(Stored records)
---
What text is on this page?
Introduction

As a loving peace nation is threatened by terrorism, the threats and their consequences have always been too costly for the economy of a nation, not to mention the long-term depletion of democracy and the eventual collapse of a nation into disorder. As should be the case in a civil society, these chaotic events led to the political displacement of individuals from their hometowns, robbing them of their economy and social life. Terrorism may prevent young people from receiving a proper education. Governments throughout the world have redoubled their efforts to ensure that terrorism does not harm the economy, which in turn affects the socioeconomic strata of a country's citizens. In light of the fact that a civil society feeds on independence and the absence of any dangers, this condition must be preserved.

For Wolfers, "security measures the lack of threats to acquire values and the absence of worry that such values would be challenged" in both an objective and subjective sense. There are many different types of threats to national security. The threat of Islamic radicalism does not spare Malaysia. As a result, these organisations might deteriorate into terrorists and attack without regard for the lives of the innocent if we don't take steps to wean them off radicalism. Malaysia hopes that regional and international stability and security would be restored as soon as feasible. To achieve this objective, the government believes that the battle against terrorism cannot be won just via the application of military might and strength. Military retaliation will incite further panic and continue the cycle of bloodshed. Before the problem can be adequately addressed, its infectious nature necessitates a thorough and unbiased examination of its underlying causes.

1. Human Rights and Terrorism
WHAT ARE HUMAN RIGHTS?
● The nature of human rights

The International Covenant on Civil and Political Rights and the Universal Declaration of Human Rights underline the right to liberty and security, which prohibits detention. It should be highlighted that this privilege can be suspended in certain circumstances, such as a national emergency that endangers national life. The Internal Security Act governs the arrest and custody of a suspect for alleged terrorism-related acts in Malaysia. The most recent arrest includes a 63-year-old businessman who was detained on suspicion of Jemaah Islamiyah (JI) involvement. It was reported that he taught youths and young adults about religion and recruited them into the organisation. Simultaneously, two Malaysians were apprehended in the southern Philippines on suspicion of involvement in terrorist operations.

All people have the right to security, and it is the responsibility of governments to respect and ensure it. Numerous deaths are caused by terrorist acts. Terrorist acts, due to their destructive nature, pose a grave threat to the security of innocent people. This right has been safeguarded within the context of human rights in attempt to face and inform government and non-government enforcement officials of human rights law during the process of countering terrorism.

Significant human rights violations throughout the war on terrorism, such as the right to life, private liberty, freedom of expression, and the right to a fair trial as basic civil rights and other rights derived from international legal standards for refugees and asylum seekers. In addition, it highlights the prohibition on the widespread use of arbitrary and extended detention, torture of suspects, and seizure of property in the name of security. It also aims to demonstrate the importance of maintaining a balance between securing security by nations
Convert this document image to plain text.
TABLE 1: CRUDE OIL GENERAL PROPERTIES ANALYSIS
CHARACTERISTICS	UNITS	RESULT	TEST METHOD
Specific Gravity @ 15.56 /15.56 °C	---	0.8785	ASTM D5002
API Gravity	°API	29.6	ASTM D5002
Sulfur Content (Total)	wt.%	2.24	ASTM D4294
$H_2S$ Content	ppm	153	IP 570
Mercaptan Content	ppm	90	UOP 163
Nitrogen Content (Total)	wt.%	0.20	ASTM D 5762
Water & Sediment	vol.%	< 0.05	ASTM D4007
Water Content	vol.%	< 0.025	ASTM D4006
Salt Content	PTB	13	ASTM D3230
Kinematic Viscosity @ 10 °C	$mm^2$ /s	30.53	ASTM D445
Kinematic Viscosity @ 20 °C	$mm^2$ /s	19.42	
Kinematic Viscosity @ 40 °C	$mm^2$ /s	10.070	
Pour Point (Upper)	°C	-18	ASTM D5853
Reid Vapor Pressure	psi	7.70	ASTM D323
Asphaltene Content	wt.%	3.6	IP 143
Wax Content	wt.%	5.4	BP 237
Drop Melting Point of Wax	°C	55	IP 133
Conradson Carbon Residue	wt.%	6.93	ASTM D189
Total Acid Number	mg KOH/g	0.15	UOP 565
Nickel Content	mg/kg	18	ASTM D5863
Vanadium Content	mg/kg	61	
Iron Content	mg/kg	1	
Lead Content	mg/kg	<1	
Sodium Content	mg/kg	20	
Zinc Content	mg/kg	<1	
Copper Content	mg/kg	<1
---
## Given exercise:
All of the material must be reproduced exactly.

## Final answer:
What text is on this page?
Introduction

As a loving peace nation is threatened by terrorism, the threats and their consequences have always been too costly for the economy of a nation, not to mention the long-term depletion of democracy and the eventual collapse of a nation into disorder. As should be the case in a civil society, these chaotic events led to the political displacement of individuals from their hometowns, robbing them of their economy and social life. Terrorism may prevent young people from receiving a proper education. Governments throughout the world have redoubled their efforts to ensure that terrorism does not harm the economy, which in turn affects the socioeconomic strata of a country's citizens. In light of the fact that a civil society feeds on independence and the absence of any dangers, this condition must be preserved.

For Wolfers, "security measures the lack of threats to acquire values and the absence of worry that such values would be challenged" in both an objective and subjective sense. There are many different types of threats to national security. The threat of Islamic radicalism does not spare Malaysia. As a result, these organisations might deteriorate into terrorists and attack without regard for the lives of the innocent if we don't take steps to wean them off radicalism. Malaysia hopes that regional and international stability and security would be restored as soon as feasible. To achieve this objective, the government believes that the battle against terrorism cannot be won just via the application of military might and strength. Military retaliation will incite further panic and continue the cycle of bloodshed. Before the problem can be adequately addressed, its infectious nature necessitates a thorough and unbiased examination of its underlying causes.

1. Human Rights and Terrorism
WHAT ARE HUMAN RIGHTS?
● The nature of human rights

The International Covenant on Civil and Political Rights and the Universal Declaration of Human Rights underline the right to liberty and security, which prohibits detention. It should be highlighted that this privilege can be suspended in certain circumstances, such as a national emergency that endangers national life. The Internal Security Act governs the arrest and custody of a suspect for alleged terrorism-related acts in Malaysia. The most recent arrest includes a 63-year-old businessman who was detained on suspicion of Jemaah Islamiyah (JI) involvement. It was reported that he taught youths and young adults about religion and recruited them into the organisation. Simultaneously, two Malaysians were apprehended in the southern Philippines on suspicion of involvement in terrorist operations.

All people have the right to security, and it is the responsibility of governments to respect and ensure it. Numerous deaths are caused by terrorist acts. Terrorist acts, due to their destructive nature, pose a grave threat to the security of innocent people. This right has been safeguarded within the context of human rights in attempt to face and inform government and non-government enforcement officials of human rights law during the process of countering terrorism.

Significant human rights violations throughout the war on terrorism, such as the right to life, private liberty, freedom of expression, and the right to a fair trial as basic civil rights and other rights derived from international legal standards for refugees and asylum seekers. In addition, it highlights the prohibition on the widespread use of arbitrary and extended detention, torture of suspects, and seizure of property in the name of security. It also aims to demonstrate the importance of maintaining a balance between securing security by nations
Convert this document image to plain text.
TABLE 1: CRUDE OIL GENERAL PROPERTIES ANALYSIS
CHARACTERISTICS	UNITS	RESULT	TEST METHOD
Specific Gravity @ 15.56 /15.56 °C	---	0.8785	ASTM D5002
API Gravity	°API	29.6	ASTM D5002
Sulfur Content (Total)	wt.%	2.24	ASTM D4294
$H_2S$ Content	ppm	153	IP 570
Mercaptan Content	ppm	90	UOP 163
Nitrogen Content (Total)	wt.%	0.20	ASTM D 5762
Water & Sediment	vol.%	< 0.05	ASTM D4007
Water Content	vol.%	< 0.025	ASTM D4006
Salt Content	PTB	13	ASTM D3230
Kinematic Viscosity @ 10 °C	$mm^2$ /s	30.53	ASTM D445
Kinematic Viscosity @ 20 °C	$mm^2$ /s	19.42	
Kinematic Viscosity @ 40 °C	$mm^2$ /s	10.070	
Pour Point (Upper)	°C	-18	ASTM D5853
Reid Vapor Pressure	psi	7.70	ASTM D323
Asphaltene Content	wt.%	3.6	IP 143
Wax Content	wt.%	5.4	BP 237
Drop Melting Point of Wax	°C	55	IP 133
Conradson Carbon Residue	wt.%	6.93	ASTM D189
Total Acid Number	mg KOH/g	0.15	UOP 565
Nickel Content	mg/kg	18	ASTM D5863
Vanadium Content	mg/kg	61	
Iron Content	mg/kg	1	
Lead Content	mg/kg	<1	
Sodium Content	mg/kg	20	
Zinc Content	mg/kg	<1	
Copper Content	mg/kg	<1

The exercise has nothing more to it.